* BEGIN *

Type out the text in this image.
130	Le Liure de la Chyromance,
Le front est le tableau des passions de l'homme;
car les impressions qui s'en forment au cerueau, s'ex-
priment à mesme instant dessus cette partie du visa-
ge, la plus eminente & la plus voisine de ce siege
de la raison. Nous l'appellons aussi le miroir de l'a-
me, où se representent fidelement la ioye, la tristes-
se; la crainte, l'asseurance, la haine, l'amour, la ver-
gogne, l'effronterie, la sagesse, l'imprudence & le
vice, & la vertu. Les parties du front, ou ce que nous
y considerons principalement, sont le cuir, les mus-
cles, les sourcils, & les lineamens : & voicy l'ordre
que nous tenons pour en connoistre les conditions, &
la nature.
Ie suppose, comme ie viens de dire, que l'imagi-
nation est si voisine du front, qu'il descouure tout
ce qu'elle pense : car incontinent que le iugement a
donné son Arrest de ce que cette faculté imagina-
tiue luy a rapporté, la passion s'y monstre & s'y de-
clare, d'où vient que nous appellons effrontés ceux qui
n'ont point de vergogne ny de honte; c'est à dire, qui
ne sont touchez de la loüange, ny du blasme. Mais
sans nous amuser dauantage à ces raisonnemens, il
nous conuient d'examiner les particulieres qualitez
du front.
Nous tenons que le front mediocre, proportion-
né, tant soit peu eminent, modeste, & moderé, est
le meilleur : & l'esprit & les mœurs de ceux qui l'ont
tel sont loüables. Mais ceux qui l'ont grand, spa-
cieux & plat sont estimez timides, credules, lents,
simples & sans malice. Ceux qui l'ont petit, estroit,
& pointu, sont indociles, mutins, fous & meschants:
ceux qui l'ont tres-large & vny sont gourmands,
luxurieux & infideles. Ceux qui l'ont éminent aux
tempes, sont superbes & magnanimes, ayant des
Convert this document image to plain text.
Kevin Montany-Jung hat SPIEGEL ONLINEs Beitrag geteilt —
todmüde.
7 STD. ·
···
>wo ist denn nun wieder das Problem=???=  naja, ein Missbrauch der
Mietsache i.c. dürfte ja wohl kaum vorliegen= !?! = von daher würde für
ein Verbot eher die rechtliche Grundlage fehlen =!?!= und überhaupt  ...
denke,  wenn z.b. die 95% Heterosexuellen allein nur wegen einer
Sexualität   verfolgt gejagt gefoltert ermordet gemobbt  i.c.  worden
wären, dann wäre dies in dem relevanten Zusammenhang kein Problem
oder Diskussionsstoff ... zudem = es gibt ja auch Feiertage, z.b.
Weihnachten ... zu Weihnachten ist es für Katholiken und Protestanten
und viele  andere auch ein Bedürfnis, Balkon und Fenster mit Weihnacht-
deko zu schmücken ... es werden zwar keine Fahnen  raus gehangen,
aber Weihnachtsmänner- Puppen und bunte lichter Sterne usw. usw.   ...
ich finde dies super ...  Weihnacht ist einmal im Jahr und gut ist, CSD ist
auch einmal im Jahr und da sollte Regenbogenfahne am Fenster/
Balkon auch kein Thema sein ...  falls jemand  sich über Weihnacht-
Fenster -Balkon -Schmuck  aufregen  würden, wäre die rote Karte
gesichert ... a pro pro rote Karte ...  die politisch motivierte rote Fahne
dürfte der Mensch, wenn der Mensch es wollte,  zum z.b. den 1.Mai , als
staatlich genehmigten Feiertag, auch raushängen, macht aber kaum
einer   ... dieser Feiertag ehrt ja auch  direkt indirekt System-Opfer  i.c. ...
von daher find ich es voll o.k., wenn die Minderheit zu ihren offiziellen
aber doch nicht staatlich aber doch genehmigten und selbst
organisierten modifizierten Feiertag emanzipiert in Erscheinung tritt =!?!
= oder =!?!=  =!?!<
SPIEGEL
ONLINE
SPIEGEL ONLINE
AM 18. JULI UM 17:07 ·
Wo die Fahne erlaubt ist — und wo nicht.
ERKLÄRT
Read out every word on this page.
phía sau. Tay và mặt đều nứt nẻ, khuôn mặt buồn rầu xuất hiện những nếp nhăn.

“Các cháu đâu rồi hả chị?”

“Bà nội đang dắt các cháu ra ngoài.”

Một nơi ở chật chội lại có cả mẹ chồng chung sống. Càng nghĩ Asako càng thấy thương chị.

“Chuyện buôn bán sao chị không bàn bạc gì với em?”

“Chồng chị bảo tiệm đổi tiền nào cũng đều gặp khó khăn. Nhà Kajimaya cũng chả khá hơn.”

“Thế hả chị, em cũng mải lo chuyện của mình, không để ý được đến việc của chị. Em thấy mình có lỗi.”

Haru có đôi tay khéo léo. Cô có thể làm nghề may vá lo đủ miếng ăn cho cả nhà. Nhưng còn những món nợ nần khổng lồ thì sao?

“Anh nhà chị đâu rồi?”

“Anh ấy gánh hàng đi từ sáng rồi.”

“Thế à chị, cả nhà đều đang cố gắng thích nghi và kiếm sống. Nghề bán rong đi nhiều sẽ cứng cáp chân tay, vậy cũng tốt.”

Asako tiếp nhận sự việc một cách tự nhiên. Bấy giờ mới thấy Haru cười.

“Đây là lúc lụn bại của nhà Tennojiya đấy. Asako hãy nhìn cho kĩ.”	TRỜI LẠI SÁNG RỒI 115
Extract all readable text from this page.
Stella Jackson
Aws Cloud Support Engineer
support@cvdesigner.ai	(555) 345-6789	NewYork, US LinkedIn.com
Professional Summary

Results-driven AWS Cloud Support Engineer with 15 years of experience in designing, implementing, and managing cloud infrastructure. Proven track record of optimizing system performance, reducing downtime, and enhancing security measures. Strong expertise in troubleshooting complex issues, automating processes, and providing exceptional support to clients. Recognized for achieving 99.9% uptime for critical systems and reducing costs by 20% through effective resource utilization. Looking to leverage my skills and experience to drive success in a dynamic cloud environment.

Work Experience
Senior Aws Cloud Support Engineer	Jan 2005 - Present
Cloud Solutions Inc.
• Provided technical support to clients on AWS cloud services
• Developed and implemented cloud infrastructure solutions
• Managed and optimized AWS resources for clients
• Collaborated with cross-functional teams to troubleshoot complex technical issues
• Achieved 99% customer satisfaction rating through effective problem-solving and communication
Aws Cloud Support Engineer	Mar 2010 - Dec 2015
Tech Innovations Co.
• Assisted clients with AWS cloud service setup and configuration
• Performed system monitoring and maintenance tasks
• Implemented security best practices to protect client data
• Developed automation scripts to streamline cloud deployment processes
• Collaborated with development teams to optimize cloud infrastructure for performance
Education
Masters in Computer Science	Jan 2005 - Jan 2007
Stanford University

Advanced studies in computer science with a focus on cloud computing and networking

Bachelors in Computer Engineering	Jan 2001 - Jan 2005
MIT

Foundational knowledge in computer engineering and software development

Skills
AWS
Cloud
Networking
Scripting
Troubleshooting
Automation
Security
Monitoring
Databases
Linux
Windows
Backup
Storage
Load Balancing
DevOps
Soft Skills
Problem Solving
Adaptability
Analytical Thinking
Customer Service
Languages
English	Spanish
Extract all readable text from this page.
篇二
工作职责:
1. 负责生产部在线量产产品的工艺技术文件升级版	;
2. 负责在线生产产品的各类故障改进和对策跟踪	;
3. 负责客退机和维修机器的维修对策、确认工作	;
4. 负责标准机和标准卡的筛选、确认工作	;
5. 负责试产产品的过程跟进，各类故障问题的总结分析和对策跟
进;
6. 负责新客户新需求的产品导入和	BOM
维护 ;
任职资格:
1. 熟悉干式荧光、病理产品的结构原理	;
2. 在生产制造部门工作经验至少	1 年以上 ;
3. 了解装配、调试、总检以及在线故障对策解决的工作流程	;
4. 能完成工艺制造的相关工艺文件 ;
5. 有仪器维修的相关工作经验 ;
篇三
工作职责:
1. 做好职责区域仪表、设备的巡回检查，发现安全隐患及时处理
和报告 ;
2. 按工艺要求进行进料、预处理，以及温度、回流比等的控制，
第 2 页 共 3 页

* END *

**What is needed:** How many lines of the entries above hold the string "image"? Reply with the number alone.

**Result of the task:** 2